▸ Objective
Your task is to transcribe the records exactly, skipping every image.

┌──

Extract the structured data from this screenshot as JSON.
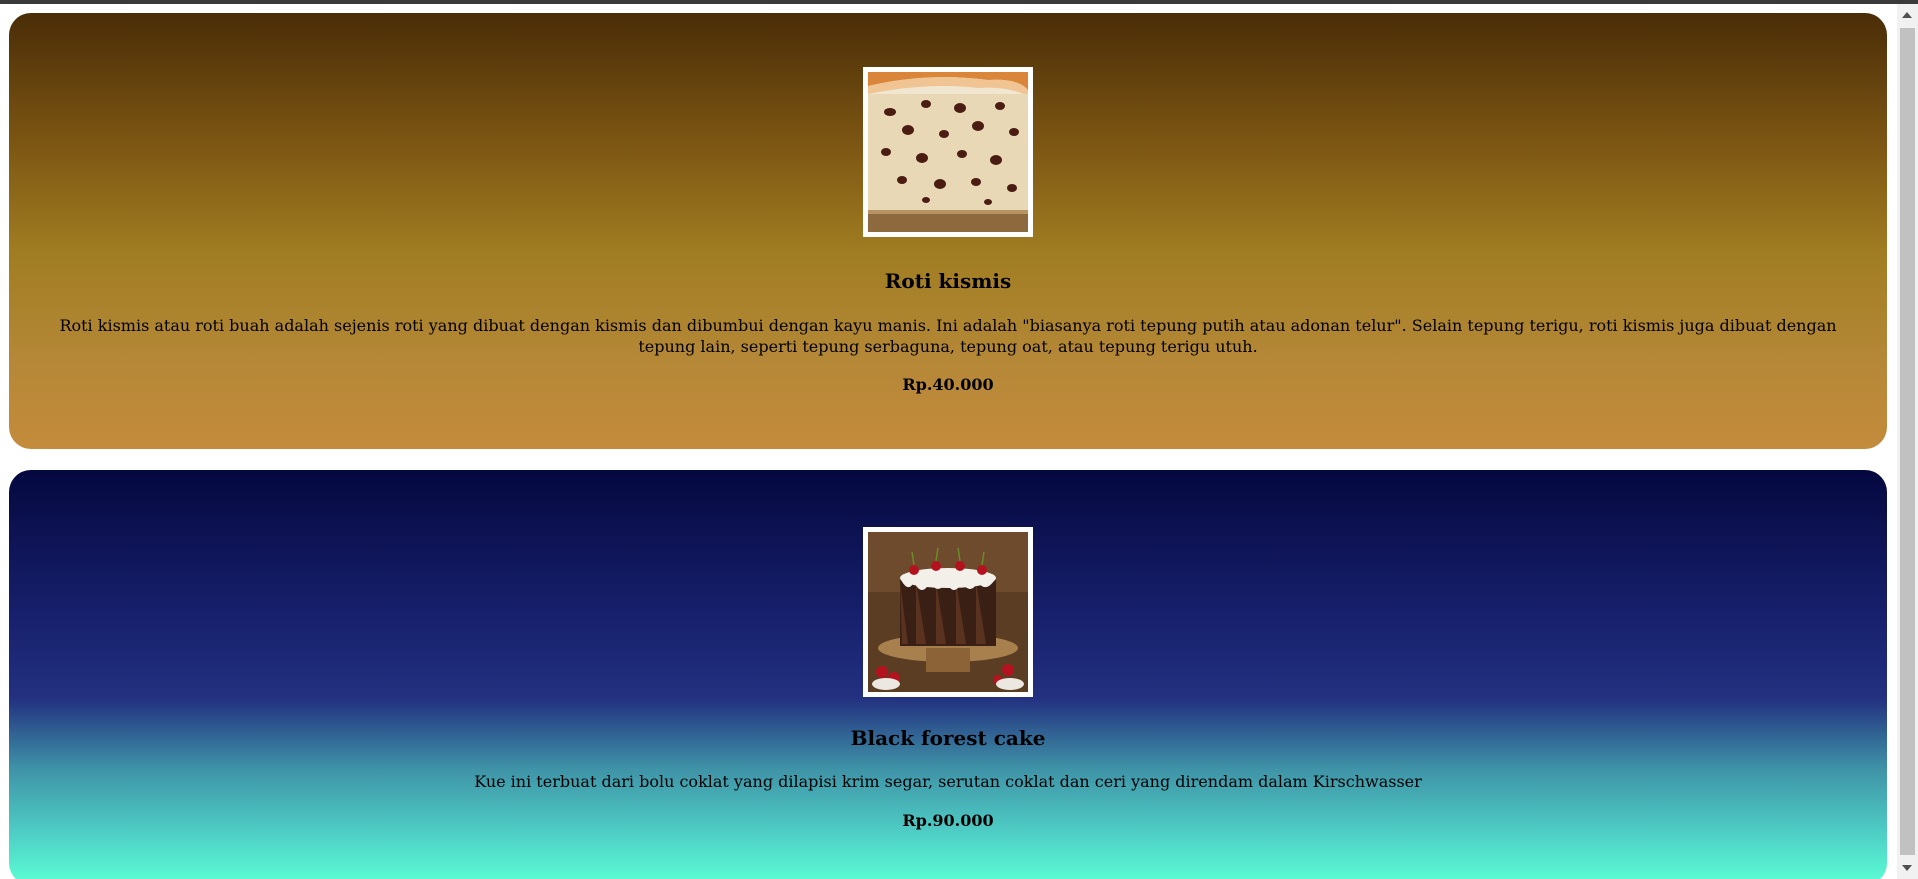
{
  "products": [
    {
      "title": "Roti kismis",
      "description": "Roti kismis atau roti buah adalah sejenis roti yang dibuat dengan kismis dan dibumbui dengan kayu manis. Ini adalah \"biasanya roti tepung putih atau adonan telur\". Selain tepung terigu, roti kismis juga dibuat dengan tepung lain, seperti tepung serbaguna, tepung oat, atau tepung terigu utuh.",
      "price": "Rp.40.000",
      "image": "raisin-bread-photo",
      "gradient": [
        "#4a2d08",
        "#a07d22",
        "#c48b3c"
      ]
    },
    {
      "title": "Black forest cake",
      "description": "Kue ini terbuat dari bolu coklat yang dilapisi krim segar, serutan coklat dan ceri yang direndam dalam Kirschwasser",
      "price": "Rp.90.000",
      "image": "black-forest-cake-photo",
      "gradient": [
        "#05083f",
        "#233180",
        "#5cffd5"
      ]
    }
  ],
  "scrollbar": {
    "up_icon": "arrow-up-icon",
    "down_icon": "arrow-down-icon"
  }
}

└──

▸ Result of the task
Extract the structured data from this screenshot as JSON.
{
  "products": [
    {
      "title": "Roti kismis",
      "description": "Roti kismis atau roti buah adalah sejenis roti yang dibuat dengan kismis dan dibumbui dengan kayu manis. Ini adalah \"biasanya roti tepung putih atau adonan telur\". Selain tepung terigu, roti kismis juga dibuat dengan tepung lain, seperti tepung serbaguna, tepung oat, atau tepung terigu utuh.",
      "price": "Rp.40.000",
      "image": "raisin-bread-photo",
      "gradient": [
        "#4a2d08",
        "#a07d22",
        "#c48b3c"
      ]
    },
    {
      "title": "Black forest cake",
      "description": "Kue ini terbuat dari bolu coklat yang dilapisi krim segar, serutan coklat dan ceri yang direndam dalam Kirschwasser",
      "price": "Rp.90.000",
      "image": "black-forest-cake-photo",
      "gradient": [
        "#05083f",
        "#233180",
        "#5cffd5"
      ]
    }
  ],
  "scrollbar": {
    "up_icon": "arrow-up-icon",
    "down_icon": "arrow-down-icon"
  }
}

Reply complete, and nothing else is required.